*** Material shown ***

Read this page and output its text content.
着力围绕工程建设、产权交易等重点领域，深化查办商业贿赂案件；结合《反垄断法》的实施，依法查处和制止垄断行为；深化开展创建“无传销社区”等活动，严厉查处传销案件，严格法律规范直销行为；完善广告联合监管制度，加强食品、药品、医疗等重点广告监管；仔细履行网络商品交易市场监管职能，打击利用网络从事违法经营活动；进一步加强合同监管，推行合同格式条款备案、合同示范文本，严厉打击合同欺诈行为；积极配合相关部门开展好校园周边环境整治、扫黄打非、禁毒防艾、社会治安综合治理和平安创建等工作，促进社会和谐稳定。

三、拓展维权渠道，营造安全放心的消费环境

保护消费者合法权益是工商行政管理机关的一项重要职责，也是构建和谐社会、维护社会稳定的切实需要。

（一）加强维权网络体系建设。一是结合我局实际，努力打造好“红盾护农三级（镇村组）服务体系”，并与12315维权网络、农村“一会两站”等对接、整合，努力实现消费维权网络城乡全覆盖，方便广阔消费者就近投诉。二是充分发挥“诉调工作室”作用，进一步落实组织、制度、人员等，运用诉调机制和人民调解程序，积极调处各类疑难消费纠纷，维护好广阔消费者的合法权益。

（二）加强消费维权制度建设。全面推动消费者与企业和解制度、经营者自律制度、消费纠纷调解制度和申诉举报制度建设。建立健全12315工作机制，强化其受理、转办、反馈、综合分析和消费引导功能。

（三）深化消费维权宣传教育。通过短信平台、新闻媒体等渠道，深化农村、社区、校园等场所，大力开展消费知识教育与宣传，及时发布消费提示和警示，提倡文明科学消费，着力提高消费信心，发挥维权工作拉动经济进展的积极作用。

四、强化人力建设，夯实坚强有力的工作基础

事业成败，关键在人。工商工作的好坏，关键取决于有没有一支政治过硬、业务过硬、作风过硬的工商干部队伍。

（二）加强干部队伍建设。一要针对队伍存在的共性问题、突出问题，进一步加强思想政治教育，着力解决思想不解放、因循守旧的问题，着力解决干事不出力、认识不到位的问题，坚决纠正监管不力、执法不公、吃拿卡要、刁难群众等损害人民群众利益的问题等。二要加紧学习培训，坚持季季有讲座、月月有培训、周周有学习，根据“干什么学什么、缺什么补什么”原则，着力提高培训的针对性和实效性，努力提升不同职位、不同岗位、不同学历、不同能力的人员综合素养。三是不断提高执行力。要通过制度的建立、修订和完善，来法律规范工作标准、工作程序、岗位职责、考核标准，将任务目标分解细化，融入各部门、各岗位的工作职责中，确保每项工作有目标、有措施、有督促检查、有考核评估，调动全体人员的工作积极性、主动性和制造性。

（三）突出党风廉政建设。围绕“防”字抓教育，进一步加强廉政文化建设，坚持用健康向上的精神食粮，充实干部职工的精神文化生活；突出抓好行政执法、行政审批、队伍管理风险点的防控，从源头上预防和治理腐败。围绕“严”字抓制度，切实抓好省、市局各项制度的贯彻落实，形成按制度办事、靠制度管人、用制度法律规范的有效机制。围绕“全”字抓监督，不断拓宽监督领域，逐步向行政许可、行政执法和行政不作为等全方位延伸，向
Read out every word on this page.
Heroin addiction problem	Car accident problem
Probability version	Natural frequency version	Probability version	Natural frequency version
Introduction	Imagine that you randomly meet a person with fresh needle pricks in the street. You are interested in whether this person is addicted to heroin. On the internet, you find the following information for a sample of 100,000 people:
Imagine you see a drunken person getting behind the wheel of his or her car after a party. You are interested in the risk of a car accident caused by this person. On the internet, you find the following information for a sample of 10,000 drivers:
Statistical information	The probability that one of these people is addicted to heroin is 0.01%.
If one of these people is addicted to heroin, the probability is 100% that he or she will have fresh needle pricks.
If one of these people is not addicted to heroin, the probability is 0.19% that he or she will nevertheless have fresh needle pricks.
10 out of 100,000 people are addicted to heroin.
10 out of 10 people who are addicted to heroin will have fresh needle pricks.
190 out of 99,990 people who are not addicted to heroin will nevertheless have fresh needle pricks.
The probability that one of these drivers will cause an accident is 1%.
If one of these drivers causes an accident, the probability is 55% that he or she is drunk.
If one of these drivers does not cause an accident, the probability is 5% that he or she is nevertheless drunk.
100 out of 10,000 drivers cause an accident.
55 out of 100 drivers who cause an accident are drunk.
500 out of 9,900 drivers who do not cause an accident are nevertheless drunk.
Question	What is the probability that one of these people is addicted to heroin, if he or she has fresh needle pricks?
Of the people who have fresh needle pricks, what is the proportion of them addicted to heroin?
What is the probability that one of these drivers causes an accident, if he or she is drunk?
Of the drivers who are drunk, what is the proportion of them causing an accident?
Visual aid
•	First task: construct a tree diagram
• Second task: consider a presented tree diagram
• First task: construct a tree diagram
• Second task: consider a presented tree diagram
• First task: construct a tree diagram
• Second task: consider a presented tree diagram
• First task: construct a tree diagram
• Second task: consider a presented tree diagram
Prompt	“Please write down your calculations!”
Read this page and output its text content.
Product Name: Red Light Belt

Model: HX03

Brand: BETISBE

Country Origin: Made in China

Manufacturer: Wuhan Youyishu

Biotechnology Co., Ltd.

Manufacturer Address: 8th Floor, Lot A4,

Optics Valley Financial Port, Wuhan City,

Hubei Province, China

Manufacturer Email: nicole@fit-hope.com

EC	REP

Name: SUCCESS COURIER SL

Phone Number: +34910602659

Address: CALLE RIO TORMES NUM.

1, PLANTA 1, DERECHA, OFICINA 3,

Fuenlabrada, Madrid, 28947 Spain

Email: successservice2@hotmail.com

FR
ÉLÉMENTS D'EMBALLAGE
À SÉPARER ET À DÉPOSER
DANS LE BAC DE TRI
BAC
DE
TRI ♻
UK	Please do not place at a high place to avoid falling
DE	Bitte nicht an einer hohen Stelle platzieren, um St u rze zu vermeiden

***

## Task
Search the listing for the string "Name". Copy each line where it turns up.

## Problem solution
Product Name: Red Light Belt
Name: SUCCESS COURIER SL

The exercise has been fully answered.